## [Written exercise]
Copy every record below, exactly as written.

= = = =

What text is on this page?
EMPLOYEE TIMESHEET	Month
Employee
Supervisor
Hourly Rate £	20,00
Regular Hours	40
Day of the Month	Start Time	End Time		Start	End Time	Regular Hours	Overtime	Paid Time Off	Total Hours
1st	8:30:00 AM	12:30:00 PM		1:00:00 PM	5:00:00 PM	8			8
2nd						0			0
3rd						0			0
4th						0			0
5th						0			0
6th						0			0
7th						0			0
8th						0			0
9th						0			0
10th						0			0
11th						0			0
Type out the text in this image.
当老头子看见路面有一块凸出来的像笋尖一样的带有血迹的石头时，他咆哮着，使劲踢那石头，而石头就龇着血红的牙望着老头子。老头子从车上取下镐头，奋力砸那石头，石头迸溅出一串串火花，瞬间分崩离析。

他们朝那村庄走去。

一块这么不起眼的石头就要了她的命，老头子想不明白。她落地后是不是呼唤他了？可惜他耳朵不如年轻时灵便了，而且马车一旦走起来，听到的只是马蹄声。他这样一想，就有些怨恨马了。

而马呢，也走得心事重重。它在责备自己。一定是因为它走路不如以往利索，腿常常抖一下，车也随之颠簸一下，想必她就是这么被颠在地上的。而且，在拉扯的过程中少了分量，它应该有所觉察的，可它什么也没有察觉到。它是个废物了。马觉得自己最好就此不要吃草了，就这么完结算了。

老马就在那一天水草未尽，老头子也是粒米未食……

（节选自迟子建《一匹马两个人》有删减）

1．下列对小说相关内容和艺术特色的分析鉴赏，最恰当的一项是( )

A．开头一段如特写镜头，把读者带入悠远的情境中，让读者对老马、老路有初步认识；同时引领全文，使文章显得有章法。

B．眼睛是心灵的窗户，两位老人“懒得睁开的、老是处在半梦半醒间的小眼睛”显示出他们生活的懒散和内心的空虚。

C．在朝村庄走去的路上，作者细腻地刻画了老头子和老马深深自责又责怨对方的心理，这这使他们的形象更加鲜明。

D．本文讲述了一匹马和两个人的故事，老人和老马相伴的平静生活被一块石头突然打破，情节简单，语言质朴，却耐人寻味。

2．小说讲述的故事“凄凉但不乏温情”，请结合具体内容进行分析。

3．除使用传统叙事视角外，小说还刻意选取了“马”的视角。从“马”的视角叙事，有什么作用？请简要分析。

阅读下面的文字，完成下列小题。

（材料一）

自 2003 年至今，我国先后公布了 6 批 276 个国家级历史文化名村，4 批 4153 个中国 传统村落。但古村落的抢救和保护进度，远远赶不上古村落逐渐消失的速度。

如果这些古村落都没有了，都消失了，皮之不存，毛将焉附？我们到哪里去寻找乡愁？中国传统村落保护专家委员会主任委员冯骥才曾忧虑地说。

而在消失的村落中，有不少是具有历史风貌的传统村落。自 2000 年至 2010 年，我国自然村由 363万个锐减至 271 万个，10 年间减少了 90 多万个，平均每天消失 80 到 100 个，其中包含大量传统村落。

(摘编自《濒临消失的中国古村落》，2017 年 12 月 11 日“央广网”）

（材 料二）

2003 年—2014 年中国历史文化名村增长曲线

= = = =

## [Result of the task]
What text is on this page?
EMPLOYEE TIMESHEET	Month
Employee
Supervisor
Hourly Rate £	20,00
Regular Hours	40
Day of the Month	Start Time	End Time		Start	End Time	Regular Hours	Overtime	Paid Time Off	Total Hours
1st	8:30:00 AM	12:30:00 PM		1:00:00 PM	5:00:00 PM	8			8
2nd						0			0
3rd						0			0
4th						0			0
5th						0			0
6th						0			0
7th						0			0
8th						0			0
9th						0			0
10th						0			0
11th						0			0
Type out the text in this image.
当老头子看见路面有一块凸出来的像笋尖一样的带有血迹的石头时，他咆哮着，使劲踢那石头，而石头就龇着血红的牙望着老头子。老头子从车上取下镐头，奋力砸那石头，石头迸溅出一串串火花，瞬间分崩离析。

他们朝那村庄走去。

一块这么不起眼的石头就要了她的命，老头子想不明白。她落地后是不是呼唤他了？可惜他耳朵不如年轻时灵便了，而且马车一旦走起来，听到的只是马蹄声。他这样一想，就有些怨恨马了。

而马呢，也走得心事重重。它在责备自己。一定是因为它走路不如以往利索，腿常常抖一下，车也随之颠簸一下，想必她就是这么被颠在地上的。而且，在拉扯的过程中少了分量，它应该有所觉察的，可它什么也没有察觉到。它是个废物了。马觉得自己最好就此不要吃草了，就这么完结算了。

老马就在那一天水草未尽，老头子也是粒米未食……

（节选自迟子建《一匹马两个人》有删减）

1．下列对小说相关内容和艺术特色的分析鉴赏，最恰当的一项是( )

A．开头一段如特写镜头，把读者带入悠远的情境中，让读者对老马、老路有初步认识；同时引领全文，使文章显得有章法。

B．眼睛是心灵的窗户，两位老人“懒得睁开的、老是处在半梦半醒间的小眼睛”显示出他们生活的懒散和内心的空虚。

C．在朝村庄走去的路上，作者细腻地刻画了老头子和老马深深自责又责怨对方的心理，这这使他们的形象更加鲜明。

D．本文讲述了一匹马和两个人的故事，老人和老马相伴的平静生活被一块石头突然打破，情节简单，语言质朴，却耐人寻味。

2．小说讲述的故事“凄凉但不乏温情”，请结合具体内容进行分析。

3．除使用传统叙事视角外，小说还刻意选取了“马”的视角。从“马”的视角叙事，有什么作用？请简要分析。

阅读下面的文字，完成下列小题。

（材料一）

自 2003 年至今，我国先后公布了 6 批 276 个国家级历史文化名村，4 批 4153 个中国 传统村落。但古村落的抢救和保护进度，远远赶不上古村落逐渐消失的速度。

如果这些古村落都没有了，都消失了，皮之不存，毛将焉附？我们到哪里去寻找乡愁？中国传统村落保护专家委员会主任委员冯骥才曾忧虑地说。

而在消失的村落中，有不少是具有历史风貌的传统村落。自 2000 年至 2010 年，我国自然村由 363万个锐减至 271 万个，10 年间减少了 90 多万个，平均每天消失 80 到 100 个，其中包含大量传统村落。

(摘编自《濒临消失的中国古村落》，2017 年 12 月 11 日“央广网”）

（材 料二）

2003 年—2014 年中国历史文化名村增长曲线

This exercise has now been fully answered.